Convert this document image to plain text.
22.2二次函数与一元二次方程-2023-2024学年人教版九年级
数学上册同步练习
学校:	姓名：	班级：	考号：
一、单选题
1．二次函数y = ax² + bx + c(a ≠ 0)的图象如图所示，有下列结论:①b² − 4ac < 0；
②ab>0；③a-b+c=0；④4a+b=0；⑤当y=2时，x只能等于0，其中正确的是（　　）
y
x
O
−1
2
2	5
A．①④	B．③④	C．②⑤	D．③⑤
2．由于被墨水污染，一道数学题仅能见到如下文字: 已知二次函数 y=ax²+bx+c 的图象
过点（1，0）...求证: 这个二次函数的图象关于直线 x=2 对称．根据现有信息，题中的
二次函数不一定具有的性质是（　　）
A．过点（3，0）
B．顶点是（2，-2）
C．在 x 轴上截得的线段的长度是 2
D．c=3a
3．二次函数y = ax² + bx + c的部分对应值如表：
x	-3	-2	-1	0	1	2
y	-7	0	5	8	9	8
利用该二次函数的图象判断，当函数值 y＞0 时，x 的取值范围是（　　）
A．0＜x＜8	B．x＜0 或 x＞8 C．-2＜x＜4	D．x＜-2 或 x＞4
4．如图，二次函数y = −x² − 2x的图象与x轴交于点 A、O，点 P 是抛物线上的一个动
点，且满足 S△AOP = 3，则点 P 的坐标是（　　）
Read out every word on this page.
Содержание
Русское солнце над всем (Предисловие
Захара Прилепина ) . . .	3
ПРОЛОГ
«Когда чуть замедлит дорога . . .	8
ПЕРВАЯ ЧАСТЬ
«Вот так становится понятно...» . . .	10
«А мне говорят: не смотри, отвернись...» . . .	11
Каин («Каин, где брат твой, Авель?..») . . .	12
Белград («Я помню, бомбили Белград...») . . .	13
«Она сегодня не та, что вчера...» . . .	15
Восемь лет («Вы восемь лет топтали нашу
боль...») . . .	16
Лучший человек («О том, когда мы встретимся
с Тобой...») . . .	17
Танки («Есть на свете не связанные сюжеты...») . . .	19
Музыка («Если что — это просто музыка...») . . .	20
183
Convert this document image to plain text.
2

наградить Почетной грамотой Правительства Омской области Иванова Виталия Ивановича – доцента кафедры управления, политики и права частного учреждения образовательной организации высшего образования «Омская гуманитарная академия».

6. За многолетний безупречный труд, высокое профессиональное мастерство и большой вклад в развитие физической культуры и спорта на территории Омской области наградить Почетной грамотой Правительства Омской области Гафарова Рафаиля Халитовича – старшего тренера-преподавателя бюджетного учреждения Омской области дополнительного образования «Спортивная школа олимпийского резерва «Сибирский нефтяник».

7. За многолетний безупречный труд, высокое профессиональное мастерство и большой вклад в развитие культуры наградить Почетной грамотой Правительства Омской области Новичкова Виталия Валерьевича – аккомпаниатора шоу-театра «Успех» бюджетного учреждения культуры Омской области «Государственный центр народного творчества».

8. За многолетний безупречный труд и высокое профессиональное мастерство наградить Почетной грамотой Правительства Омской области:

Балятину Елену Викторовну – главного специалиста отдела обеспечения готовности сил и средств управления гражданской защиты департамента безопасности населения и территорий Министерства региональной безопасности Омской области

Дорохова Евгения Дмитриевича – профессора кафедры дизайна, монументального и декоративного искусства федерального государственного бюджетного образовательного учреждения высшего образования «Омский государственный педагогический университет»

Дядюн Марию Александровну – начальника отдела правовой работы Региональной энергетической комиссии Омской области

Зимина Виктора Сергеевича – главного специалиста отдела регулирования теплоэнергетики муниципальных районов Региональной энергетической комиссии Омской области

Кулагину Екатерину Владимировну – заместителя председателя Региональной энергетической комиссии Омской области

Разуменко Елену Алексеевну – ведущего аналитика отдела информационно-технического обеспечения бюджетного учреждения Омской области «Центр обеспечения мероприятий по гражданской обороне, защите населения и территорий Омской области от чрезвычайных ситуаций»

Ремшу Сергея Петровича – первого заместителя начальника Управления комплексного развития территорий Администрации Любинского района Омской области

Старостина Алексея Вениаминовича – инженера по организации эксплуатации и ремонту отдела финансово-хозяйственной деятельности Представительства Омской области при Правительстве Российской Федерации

********************

▶ [DO THIS] Copy out each line exactly as written.

▶ [RESULT FOR THIS TASK]
Convert this document image to plain text.
22.2二次函数与一元二次方程-2023-2024学年人教版九年级
数学上册同步练习
学校:	姓名：	班级：	考号：
一、单选题
1．二次函数y = ax² + bx + c(a ≠ 0)的图象如图所示，有下列结论:①b² − 4ac < 0；
②ab>0；③a-b+c=0；④4a+b=0；⑤当y=2时，x只能等于0，其中正确的是（　　）
y
x
O
−1
2
2	5
A．①④	B．③④	C．②⑤	D．③⑤
2．由于被墨水污染，一道数学题仅能见到如下文字: 已知二次函数 y=ax²+bx+c 的图象
过点（1，0）...求证: 这个二次函数的图象关于直线 x=2 对称．根据现有信息，题中的
二次函数不一定具有的性质是（　　）
A．过点（3，0）
B．顶点是（2，-2）
C．在 x 轴上截得的线段的长度是 2
D．c=3a
3．二次函数y = ax² + bx + c的部分对应值如表：
x	-3	-2	-1	0	1	2
y	-7	0	5	8	9	8
利用该二次函数的图象判断，当函数值 y＞0 时，x 的取值范围是（　　）
A．0＜x＜8	B．x＜0 或 x＞8 C．-2＜x＜4	D．x＜-2 或 x＞4
4．如图，二次函数y = −x² − 2x的图象与x轴交于点 A、O，点 P 是抛物线上的一个动
点，且满足 S△AOP = 3，则点 P 的坐标是（　　）
Read out every word on this page.
Содержание
Русское солнце над всем (Предисловие
Захара Прилепина ) . . .	3
ПРОЛОГ
«Когда чуть замедлит дорога . . .	8
ПЕРВАЯ ЧАСТЬ
«Вот так становится понятно...» . . .	10
«А мне говорят: не смотри, отвернись...» . . .	11
Каин («Каин, где брат твой, Авель?..») . . .	12
Белград («Я помню, бомбили Белград...») . . .	13
«Она сегодня не та, что вчера...» . . .	15
Восемь лет («Вы восемь лет топтали нашу
боль...») . . .	16
Лучший человек («О том, когда мы встретимся
с Тобой...») . . .	17
Танки («Есть на свете не связанные сюжеты...») . . .	19
Музыка («Если что — это просто музыка...») . . .	20
183
Convert this document image to plain text.
2

наградить Почетной грамотой Правительства Омской области Иванова Виталия Ивановича – доцента кафедры управления, политики и права частного учреждения образовательной организации высшего образования «Омская гуманитарная академия».

6. За многолетний безупречный труд, высокое профессиональное мастерство и большой вклад в развитие физической культуры и спорта на территории Омской области наградить Почетной грамотой Правительства Омской области Гафарова Рафаиля Халитовича – старшего тренера-преподавателя бюджетного учреждения Омской области дополнительного образования «Спортивная школа олимпийского резерва «Сибирский нефтяник».

7. За многолетний безупречный труд, высокое профессиональное мастерство и большой вклад в развитие культуры наградить Почетной грамотой Правительства Омской области Новичкова Виталия Валерьевича – аккомпаниатора шоу-театра «Успех» бюджетного учреждения культуры Омской области «Государственный центр народного творчества».

8. За многолетний безупречный труд и высокое профессиональное мастерство наградить Почетной грамотой Правительства Омской области:

Балятину Елену Викторовну – главного специалиста отдела обеспечения готовности сил и средств управления гражданской защиты департамента безопасности населения и территорий Министерства региональной безопасности Омской области

Дорохова Евгения Дмитриевича – профессора кафедры дизайна, монументального и декоративного искусства федерального государственного бюджетного образовательного учреждения высшего образования «Омский государственный педагогический университет»

Дядюн Марию Александровну – начальника отдела правовой работы Региональной энергетической комиссии Омской области

Зимина Виктора Сергеевича – главного специалиста отдела регулирования теплоэнергетики муниципальных районов Региональной энергетической комиссии Омской области

Кулагину Екатерину Владимировну – заместителя председателя Региональной энергетической комиссии Омской области

Разуменко Елену Алексеевну – ведущего аналитика отдела информационно-технического обеспечения бюджетного учреждения Омской области «Центр обеспечения мероприятий по гражданской обороне, защите населения и территорий Омской области от чрезвычайных ситуаций»

Ремшу Сергея Петровича – первого заместителя начальника Управления комплексного развития территорий Администрации Любинского района Омской области

Старостина Алексея Вениаминовича – инженера по организации эксплуатации и ремонту отдела финансово-хозяйственной деятельности Представительства Омской области при Правительстве Российской Федерации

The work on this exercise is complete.